▶ _REQUIREMENTS_: Show all lines from the data that include the word "title".
-- begin --
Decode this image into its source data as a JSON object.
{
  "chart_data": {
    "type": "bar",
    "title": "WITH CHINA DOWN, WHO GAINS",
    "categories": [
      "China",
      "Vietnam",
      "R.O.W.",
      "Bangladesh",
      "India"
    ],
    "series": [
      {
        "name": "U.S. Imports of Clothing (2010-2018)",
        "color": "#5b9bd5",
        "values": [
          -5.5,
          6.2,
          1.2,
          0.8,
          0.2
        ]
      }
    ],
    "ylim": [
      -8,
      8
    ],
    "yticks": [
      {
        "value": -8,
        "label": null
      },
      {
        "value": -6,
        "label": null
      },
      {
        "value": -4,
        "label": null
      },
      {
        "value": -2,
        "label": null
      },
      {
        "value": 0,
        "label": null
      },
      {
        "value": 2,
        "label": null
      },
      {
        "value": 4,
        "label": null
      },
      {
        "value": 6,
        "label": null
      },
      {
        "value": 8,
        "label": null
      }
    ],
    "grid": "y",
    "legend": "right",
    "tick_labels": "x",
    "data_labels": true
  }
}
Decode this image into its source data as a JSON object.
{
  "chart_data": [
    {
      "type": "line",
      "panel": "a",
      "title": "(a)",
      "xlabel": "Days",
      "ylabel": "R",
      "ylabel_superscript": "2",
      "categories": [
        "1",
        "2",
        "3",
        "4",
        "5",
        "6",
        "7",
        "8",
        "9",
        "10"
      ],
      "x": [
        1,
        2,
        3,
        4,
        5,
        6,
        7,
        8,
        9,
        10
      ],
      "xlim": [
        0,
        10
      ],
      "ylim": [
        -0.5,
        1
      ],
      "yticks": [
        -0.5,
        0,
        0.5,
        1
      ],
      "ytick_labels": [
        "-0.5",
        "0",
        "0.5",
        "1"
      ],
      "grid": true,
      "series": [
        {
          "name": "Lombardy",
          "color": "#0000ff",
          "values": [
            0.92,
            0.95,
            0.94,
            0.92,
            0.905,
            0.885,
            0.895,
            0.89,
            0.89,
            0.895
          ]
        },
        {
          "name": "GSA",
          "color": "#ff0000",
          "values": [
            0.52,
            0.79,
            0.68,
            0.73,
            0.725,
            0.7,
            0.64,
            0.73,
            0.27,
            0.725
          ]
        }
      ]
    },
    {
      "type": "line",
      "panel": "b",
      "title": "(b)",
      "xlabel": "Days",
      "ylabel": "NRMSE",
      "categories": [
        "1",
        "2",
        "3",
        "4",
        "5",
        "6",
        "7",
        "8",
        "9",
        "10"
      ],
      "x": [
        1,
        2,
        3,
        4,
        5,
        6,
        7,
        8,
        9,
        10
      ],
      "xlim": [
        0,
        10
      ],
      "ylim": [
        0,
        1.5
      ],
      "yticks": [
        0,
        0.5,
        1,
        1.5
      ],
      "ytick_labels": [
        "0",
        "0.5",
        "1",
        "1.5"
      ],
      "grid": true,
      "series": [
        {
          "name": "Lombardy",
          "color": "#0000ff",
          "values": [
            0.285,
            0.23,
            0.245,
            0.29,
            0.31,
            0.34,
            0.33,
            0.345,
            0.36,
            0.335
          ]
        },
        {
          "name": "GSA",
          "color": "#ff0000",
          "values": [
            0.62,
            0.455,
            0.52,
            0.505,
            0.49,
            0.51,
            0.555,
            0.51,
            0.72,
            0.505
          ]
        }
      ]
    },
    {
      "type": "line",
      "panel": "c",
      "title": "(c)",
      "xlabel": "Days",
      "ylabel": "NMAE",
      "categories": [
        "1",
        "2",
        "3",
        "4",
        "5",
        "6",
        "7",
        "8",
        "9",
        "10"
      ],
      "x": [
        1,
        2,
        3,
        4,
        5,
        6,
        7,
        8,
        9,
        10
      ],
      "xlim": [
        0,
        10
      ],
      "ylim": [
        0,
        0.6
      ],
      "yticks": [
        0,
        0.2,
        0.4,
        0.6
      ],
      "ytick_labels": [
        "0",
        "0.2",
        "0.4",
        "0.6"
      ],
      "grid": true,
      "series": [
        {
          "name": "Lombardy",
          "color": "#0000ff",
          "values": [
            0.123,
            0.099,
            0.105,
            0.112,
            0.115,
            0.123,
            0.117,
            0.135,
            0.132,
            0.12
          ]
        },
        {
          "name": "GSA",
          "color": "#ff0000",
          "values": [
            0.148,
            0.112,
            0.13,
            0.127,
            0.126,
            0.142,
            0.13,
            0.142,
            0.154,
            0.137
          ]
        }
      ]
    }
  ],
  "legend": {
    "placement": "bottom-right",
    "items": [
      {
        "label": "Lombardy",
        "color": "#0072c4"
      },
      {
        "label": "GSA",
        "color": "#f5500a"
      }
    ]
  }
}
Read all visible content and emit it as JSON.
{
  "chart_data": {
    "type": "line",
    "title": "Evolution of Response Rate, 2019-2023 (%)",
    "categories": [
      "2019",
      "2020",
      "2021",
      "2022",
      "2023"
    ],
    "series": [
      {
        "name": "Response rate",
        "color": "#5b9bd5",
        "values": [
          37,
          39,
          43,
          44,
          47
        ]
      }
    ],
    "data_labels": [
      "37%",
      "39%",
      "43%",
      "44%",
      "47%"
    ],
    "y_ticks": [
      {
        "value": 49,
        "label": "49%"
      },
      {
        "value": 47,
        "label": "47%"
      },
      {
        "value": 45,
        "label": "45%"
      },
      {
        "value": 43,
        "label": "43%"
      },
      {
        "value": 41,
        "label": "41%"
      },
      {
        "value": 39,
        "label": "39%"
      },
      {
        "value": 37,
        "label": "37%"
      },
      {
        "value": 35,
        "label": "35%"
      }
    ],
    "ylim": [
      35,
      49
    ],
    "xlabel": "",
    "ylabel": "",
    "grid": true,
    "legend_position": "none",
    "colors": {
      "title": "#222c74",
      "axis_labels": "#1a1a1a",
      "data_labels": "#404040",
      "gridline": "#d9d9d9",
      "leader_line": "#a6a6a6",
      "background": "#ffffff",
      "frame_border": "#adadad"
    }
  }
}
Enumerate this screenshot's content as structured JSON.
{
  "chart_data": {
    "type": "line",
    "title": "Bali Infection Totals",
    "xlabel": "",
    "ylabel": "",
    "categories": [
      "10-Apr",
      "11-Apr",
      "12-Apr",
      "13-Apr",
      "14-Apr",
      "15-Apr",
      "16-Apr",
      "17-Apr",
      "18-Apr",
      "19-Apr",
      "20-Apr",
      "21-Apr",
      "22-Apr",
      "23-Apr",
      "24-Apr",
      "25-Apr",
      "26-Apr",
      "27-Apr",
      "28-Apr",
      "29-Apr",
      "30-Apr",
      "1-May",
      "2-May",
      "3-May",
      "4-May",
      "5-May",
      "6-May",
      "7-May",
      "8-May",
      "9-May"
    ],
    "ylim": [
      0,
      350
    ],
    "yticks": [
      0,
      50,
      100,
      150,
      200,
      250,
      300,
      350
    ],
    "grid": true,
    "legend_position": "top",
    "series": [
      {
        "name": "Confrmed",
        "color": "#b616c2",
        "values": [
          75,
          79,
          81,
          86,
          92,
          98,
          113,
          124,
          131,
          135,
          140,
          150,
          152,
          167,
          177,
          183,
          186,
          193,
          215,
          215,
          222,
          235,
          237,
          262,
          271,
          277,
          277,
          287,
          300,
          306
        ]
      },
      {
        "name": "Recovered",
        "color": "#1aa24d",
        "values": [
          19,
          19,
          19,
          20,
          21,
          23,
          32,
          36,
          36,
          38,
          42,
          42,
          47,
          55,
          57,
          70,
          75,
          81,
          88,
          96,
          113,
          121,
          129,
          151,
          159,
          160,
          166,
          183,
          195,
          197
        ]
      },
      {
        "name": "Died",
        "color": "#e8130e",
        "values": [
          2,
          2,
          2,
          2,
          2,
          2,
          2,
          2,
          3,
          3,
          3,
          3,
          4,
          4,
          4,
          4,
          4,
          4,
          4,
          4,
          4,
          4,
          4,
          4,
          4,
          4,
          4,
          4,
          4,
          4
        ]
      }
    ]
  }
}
-- end --
▶ _FINAL RESULT_:
    "title": "WITH CHINA DOWN, WHO GAINS",
      "title": "(a)",
      "title": "(b)",
      "title": "(c)",
    "title": "Evolution of Response Rate, 2019-2023 (%)",
      "title": "#222c74",
    "title": "Bali Infection Totals",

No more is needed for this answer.